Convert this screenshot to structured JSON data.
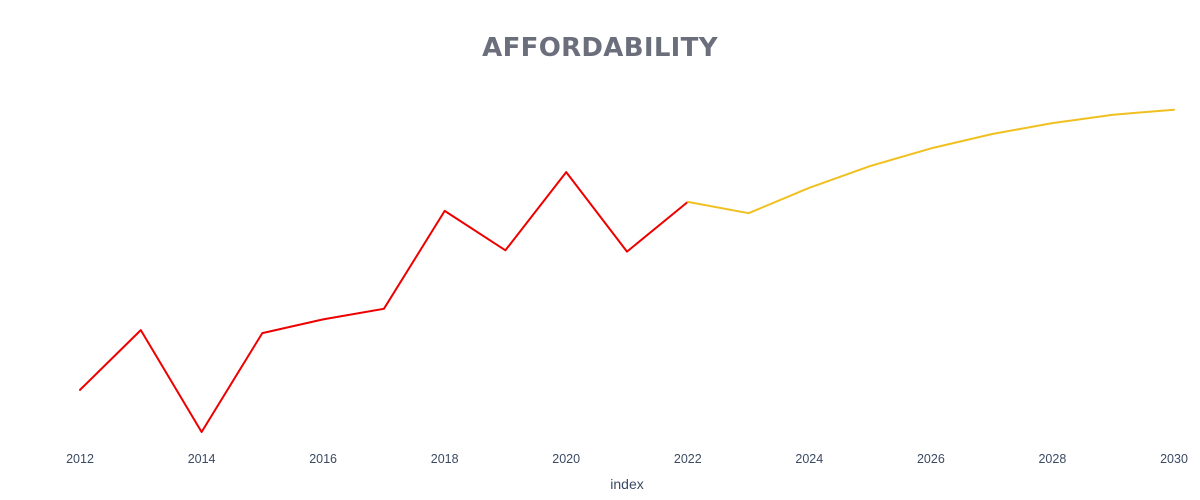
{
  "chart_data": {
    "type": "line",
    "title": "AFFORDABILITY",
    "xlabel": "index",
    "ylabel": "",
    "x_ticks": [
      "2012",
      "2014",
      "2016",
      "2018",
      "2020",
      "2022",
      "2024",
      "2026",
      "2028",
      "2030"
    ],
    "xlim": [
      2012,
      2030
    ],
    "ylim": [
      0,
      100
    ],
    "grid": false,
    "y_axis_visible": false,
    "series": [
      {
        "color": "#ee0000",
        "x": [
          2012,
          2013,
          2014,
          2015,
          2016,
          2017,
          2018,
          2019,
          2020,
          2021,
          2022
        ],
        "y": [
          12.6,
          30.5,
          0,
          29.6,
          33.7,
          36.9,
          66.2,
          54.4,
          77.8,
          54.0,
          68.9
        ]
      },
      {
        "color": "#f0c020",
        "x": [
          2022,
          2023,
          2024,
          2025,
          2026,
          2027,
          2028,
          2029,
          2030
        ],
        "y": [
          68.9,
          65.5,
          73.1,
          79.6,
          84.9,
          89.2,
          92.5,
          95.0,
          96.5
        ]
      }
    ]
  }
}
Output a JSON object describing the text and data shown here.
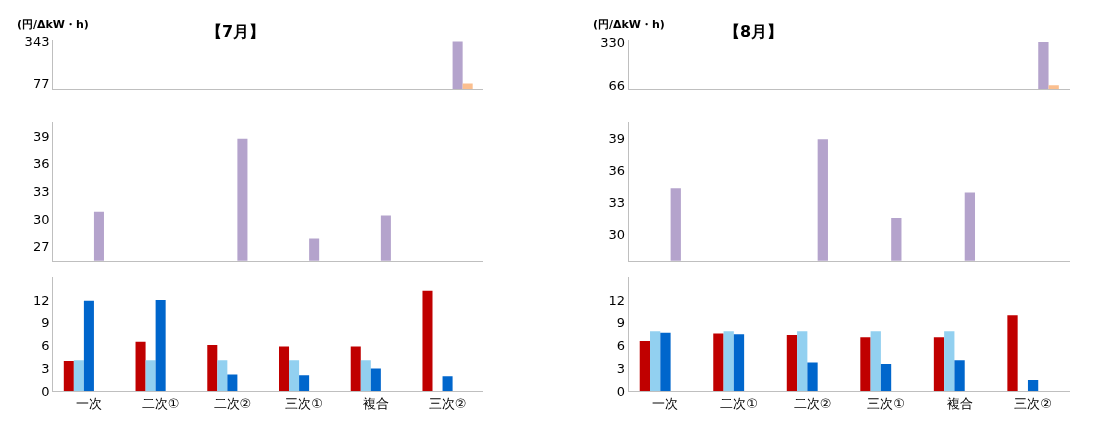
{
  "chart_data": [
    {
      "type": "bar",
      "title": "【7月】",
      "ylabel": "(円/ΔkW・h)",
      "categories": [
        null,
        null,
        null,
        null,
        null,
        null
      ],
      "tick_labels": "y",
      "ylim": [
        40,
        350
      ],
      "yticks": [
        77,
        343
      ],
      "series": [
        {
          "color": "#c00000",
          "values": [
            null,
            null,
            null,
            null,
            null,
            null
          ]
        },
        {
          "color": "#92d0f0",
          "values": [
            null,
            null,
            null,
            null,
            null,
            null
          ]
        },
        {
          "color": "#0066cc",
          "values": [
            null,
            null,
            null,
            null,
            null,
            null
          ]
        },
        {
          "color": "#b4a3cc",
          "values": [
            null,
            null,
            null,
            null,
            null,
            343
          ]
        },
        {
          "color": "#fbbf8f",
          "values": [
            null,
            null,
            null,
            null,
            null,
            77
          ]
        }
      ]
    },
    {
      "type": "bar",
      "categories": [
        null,
        null,
        null,
        null,
        null,
        null
      ],
      "tick_labels": "y",
      "ylim": [
        25.5,
        40.5
      ],
      "yticks": [
        27,
        30,
        33,
        36,
        39
      ],
      "series": [
        {
          "color": "#c00000",
          "values": [
            null,
            null,
            null,
            null,
            null,
            null
          ]
        },
        {
          "color": "#92d0f0",
          "values": [
            null,
            null,
            null,
            null,
            null,
            null
          ]
        },
        {
          "color": "#0066cc",
          "values": [
            null,
            null,
            null,
            null,
            null,
            null
          ]
        },
        {
          "color": "#b4a3cc",
          "values": [
            30.8,
            null,
            38.7,
            27.9,
            30.4,
            null
          ]
        },
        {
          "color": "#fbbf8f",
          "values": [
            null,
            null,
            null,
            null,
            null,
            null
          ]
        }
      ]
    },
    {
      "type": "bar",
      "categories": [
        "一次",
        "二次①",
        "二次②",
        "三次①",
        "複合",
        "三次②"
      ],
      "ylim": [
        0,
        15
      ],
      "yticks": [
        0,
        3,
        6,
        9,
        12
      ],
      "series": [
        {
          "color": "#c00000",
          "values": [
            4.0,
            6.5,
            6.1,
            5.9,
            5.9,
            13.2
          ]
        },
        {
          "color": "#92d0f0",
          "values": [
            4.1,
            4.1,
            4.1,
            4.1,
            4.1,
            null
          ]
        },
        {
          "color": "#0066cc",
          "values": [
            11.9,
            12.0,
            2.2,
            2.1,
            3.0,
            2.0
          ]
        },
        {
          "color": "#b4a3cc",
          "values": [
            null,
            null,
            null,
            null,
            null,
            null
          ]
        },
        {
          "color": "#fbbf8f",
          "values": [
            null,
            null,
            null,
            null,
            null,
            null
          ]
        }
      ]
    },
    {
      "type": "bar",
      "title": "【8月】",
      "ylabel": "(円/ΔkW・h)",
      "categories": [
        null,
        null,
        null,
        null,
        null,
        null
      ],
      "tick_labels": "y",
      "ylim": [
        40,
        340
      ],
      "yticks": [
        66,
        330
      ],
      "series": [
        {
          "color": "#c00000",
          "values": [
            null,
            null,
            null,
            null,
            null,
            null
          ]
        },
        {
          "color": "#92d0f0",
          "values": [
            null,
            null,
            null,
            null,
            null,
            null
          ]
        },
        {
          "color": "#0066cc",
          "values": [
            null,
            null,
            null,
            null,
            null,
            null
          ]
        },
        {
          "color": "#b4a3cc",
          "values": [
            null,
            null,
            null,
            null,
            null,
            330
          ]
        },
        {
          "color": "#fbbf8f",
          "values": [
            null,
            null,
            null,
            null,
            null,
            66
          ]
        }
      ]
    },
    {
      "type": "bar",
      "categories": [
        null,
        null,
        null,
        null,
        null,
        null
      ],
      "tick_labels": "y",
      "ylim": [
        27.5,
        40.5
      ],
      "yticks": [
        30,
        33,
        36,
        39
      ],
      "series": [
        {
          "color": "#c00000",
          "values": [
            null,
            null,
            null,
            null,
            null,
            null
          ]
        },
        {
          "color": "#92d0f0",
          "values": [
            null,
            null,
            null,
            null,
            null,
            null
          ]
        },
        {
          "color": "#0066cc",
          "values": [
            null,
            null,
            null,
            null,
            null,
            null
          ]
        },
        {
          "color": "#b4a3cc",
          "values": [
            34.3,
            null,
            38.9,
            31.5,
            33.9,
            null
          ]
        },
        {
          "color": "#fbbf8f",
          "values": [
            null,
            null,
            null,
            null,
            null,
            null
          ]
        }
      ]
    },
    {
      "type": "bar",
      "categories": [
        "一次",
        "二次①",
        "二次②",
        "三次①",
        "複合",
        "三次②"
      ],
      "ylim": [
        0,
        15
      ],
      "yticks": [
        0,
        3,
        6,
        9,
        12
      ],
      "series": [
        {
          "color": "#c00000",
          "values": [
            6.6,
            7.6,
            7.4,
            7.1,
            7.1,
            10.0
          ]
        },
        {
          "color": "#92d0f0",
          "values": [
            7.9,
            7.9,
            7.9,
            7.9,
            7.9,
            null
          ]
        },
        {
          "color": "#0066cc",
          "values": [
            7.7,
            7.5,
            3.8,
            3.6,
            4.1,
            1.5
          ]
        },
        {
          "color": "#b4a3cc",
          "values": [
            null,
            null,
            null,
            null,
            null,
            null
          ]
        },
        {
          "color": "#fbbf8f",
          "values": [
            null,
            null,
            null,
            null,
            null,
            null
          ]
        }
      ]
    }
  ]
}
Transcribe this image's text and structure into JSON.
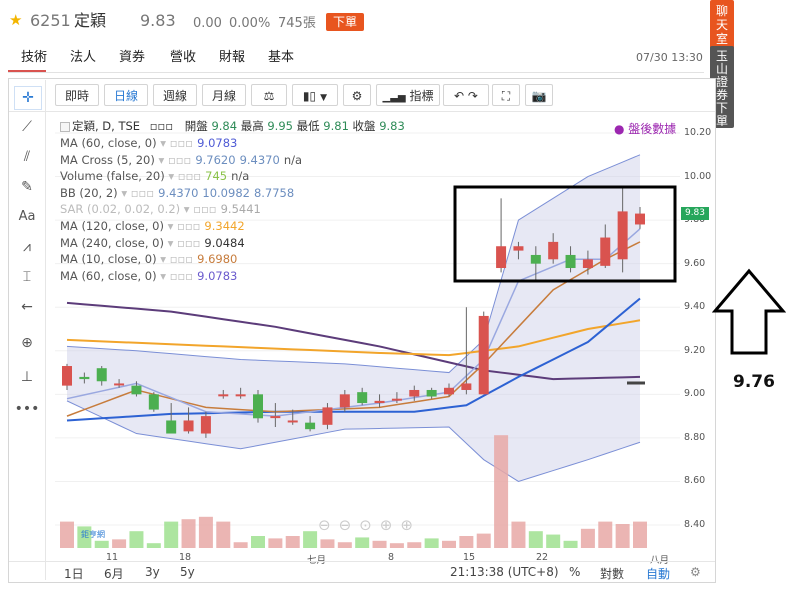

──────────

**THE REQUEST**.
Without including any pictures, please restate all the records exactly.

**RESPONSE TO THE TASK**.
Convert this screenshot to structured JSON data.
{
  "chart_data": {
    "type": "line",
    "title": "AFFORDABILITY",
    "xlabel": "index",
    "ylabel": "",
    "x_ticks": [
      "2012",
      "2014",
      "2016",
      "2018",
      "2020",
      "2022",
      "2024",
      "2026",
      "2028",
      "2030"
    ],
    "xlim": [
      2012,
      2030
    ],
    "ylim": [
      0,
      100
    ],
    "grid": false,
    "y_axis_visible": false,
    "series": [
      {
        "color": "#ee0000",
        "x": [
          2012,
          2013,
          2014,
          2015,
          2016,
          2017,
          2018,
          2019,
          2020,
          2021,
          2022
        ],
        "y": [
          12.6,
          30.5,
          0,
          29.6,
          33.7,
          36.9,
          66.2,
          54.4,
          77.8,
          54.0,
          68.9
        ]
      },
      {
        "color": "#f0c020",
        "x": [
          2022,
          2023,
          2024,
          2025,
          2026,
          2027,
          2028,
          2029,
          2030
        ],
        "y": [
          68.9,
          65.5,
          73.1,
          79.6,
          84.9,
          89.2,
          92.5,
          95.0,
          96.5
        ]
      }
    ]
  }
}
Output a JSON object describing the text and data shown here.
{
  "chart_data": [
    {
      "type": "bar",
      "title": "【7月】",
      "ylabel": "(円/ΔkW・h)",
      "categories": [
        null,
        null,
        null,
        null,
        null,
        null
      ],
      "tick_labels": "y",
      "ylim": [
        40,
        350
      ],
      "yticks": [
        77,
        343
      ],
      "series": [
        {
          "color": "#c00000",
          "values": [
            null,
            null,
            null,
            null,
            null,
            null
          ]
        },
        {
          "color": "#92d0f0",
          "values": [
            null,
            null,
            null,
            null,
            null,
            null
          ]
        },
        {
          "color": "#0066cc",
          "values": [
            null,
            null,
            null,
            null,
            null,
            null
          ]
        },
        {
          "color": "#b4a3cc",
          "values": [
            null,
            null,
            null,
            null,
            null,
            343
          ]
        },
        {
          "color": "#fbbf8f",
          "values": [
            null,
            null,
            null,
            null,
            null,
            77
          ]
        }
      ]
    },
    {
      "type": "bar",
      "categories": [
        null,
        null,
        null,
        null,
        null,
        null
      ],
      "tick_labels": "y",
      "ylim": [
        25.5,
        40.5
      ],
      "yticks": [
        27,
        30,
        33,
        36,
        39
      ],
      "series": [
        {
          "color": "#c00000",
          "values": [
            null,
            null,
            null,
            null,
            null,
            null
          ]
        },
        {
          "color": "#92d0f0",
          "values": [
            null,
            null,
            null,
            null,
            null,
            null
          ]
        },
        {
          "color": "#0066cc",
          "values": [
            null,
            null,
            null,
            null,
            null,
            null
          ]
        },
        {
          "color": "#b4a3cc",
          "values": [
            30.8,
            null,
            38.7,
            27.9,
            30.4,
            null
          ]
        },
        {
          "color": "#fbbf8f",
          "values": [
            null,
            null,
            null,
            null,
            null,
            null
          ]
        }
      ]
    },
    {
      "type": "bar",
      "categories": [
        "一次",
        "二次①",
        "二次②",
        "三次①",
        "複合",
        "三次②"
      ],
      "ylim": [
        0,
        15
      ],
      "yticks": [
        0,
        3,
        6,
        9,
        12
      ],
      "series": [
        {
          "color": "#c00000",
          "values": [
            4.0,
            6.5,
            6.1,
            5.9,
            5.9,
            13.2
          ]
        },
        {
          "color": "#92d0f0",
          "values": [
            4.1,
            4.1,
            4.1,
            4.1,
            4.1,
            null
          ]
        },
        {
          "color": "#0066cc",
          "values": [
            11.9,
            12.0,
            2.2,
            2.1,
            3.0,
            2.0
          ]
        },
        {
          "color": "#b4a3cc",
          "values": [
            null,
            null,
            null,
            null,
            null,
            null
          ]
        },
        {
          "color": "#fbbf8f",
          "values": [
            null,
            null,
            null,
            null,
            null,
            null
          ]
        }
      ]
    },
    {
      "type": "bar",
      "title": "【8月】",
      "ylabel": "(円/ΔkW・h)",
      "categories": [
        null,
        null,
        null,
        null,
        null,
        null
      ],
      "tick_labels": "y",
      "ylim": [
        40,
        340
      ],
      "yticks": [
        66,
        330
      ],
      "series": [
        {
          "color": "#c00000",
          "values": [
            null,
            null,
            null,
            null,
            null,
            null
          ]
        },
        {
          "color": "#92d0f0",
          "values": [
            null,
            null,
            null,
            null,
            null,
            null
          ]
        },
        {
          "color": "#0066cc",
          "values": [
            null,
            null,
            null,
            null,
            null,
            null
          ]
        },
        {
          "color": "#b4a3cc",
          "values": [
            null,
            null,
            null,
            null,
            null,
            330
          ]
        },
        {
          "color": "#fbbf8f",
          "values": [
            null,
            null,
            null,
            null,
            null,
            66
          ]
        }
      ]
    },
    {
      "type": "bar",
      "categories": [
        null,
        null,
        null,
        null,
        null,
        null
      ],
      "tick_labels": "y",
      "ylim": [
        27.5,
        40.5
      ],
      "yticks": [
        30,
        33,
        36,
        39
      ],
      "series": [
        {
          "color": "#c00000",
          "values": [
            null,
            null,
            null,
            null,
            null,
            null
          ]
        },
        {
          "color": "#92d0f0",
          "values": [
            null,
            null,
            null,
            null,
            null,
            null
          ]
        },
        {
          "color": "#0066cc",
          "values": [
            null,
            null,
            null,
            null,
            null,
            null
          ]
        },
        {
          "color": "#b4a3cc",
          "values": [
            34.3,
            null,
            38.9,
            31.5,
            33.9,
            null
          ]
        },
        {
          "color": "#fbbf8f",
          "values": [
            null,
            null,
            null,
            null,
            null,
            null
          ]
        }
      ]
    },
    {
      "type": "bar",
      "categories": [
        "一次",
        "二次①",
        "二次②",
        "三次①",
        "複合",
        "三次②"
      ],
      "ylim": [
        0,
        15
      ],
      "yticks": [
        0,
        3,
        6,
        9,
        12
      ],
      "series": [
        {
          "color": "#c00000",
          "values": [
            6.6,
            7.6,
            7.4,
            7.1,
            7.1,
            10.0
          ]
        },
        {
          "color": "#92d0f0",
          "values": [
            7.9,
            7.9,
            7.9,
            7.9,
            7.9,
            null
          ]
        },
        {
          "color": "#0066cc",
          "values": [
            7.7,
            7.5,
            3.8,
            3.6,
            4.1,
            1.5
          ]
        },
        {
          "color": "#b4a3cc",
          "values": [
            null,
            null,
            null,
            null,
            null,
            null
          ]
        },
        {
          "color": "#fbbf8f",
          "values": [
            null,
            null,
            null,
            null,
            null,
            null
          ]
        }
      ]
    }
  ]
}
Transcribe this image's text and structure into JSON.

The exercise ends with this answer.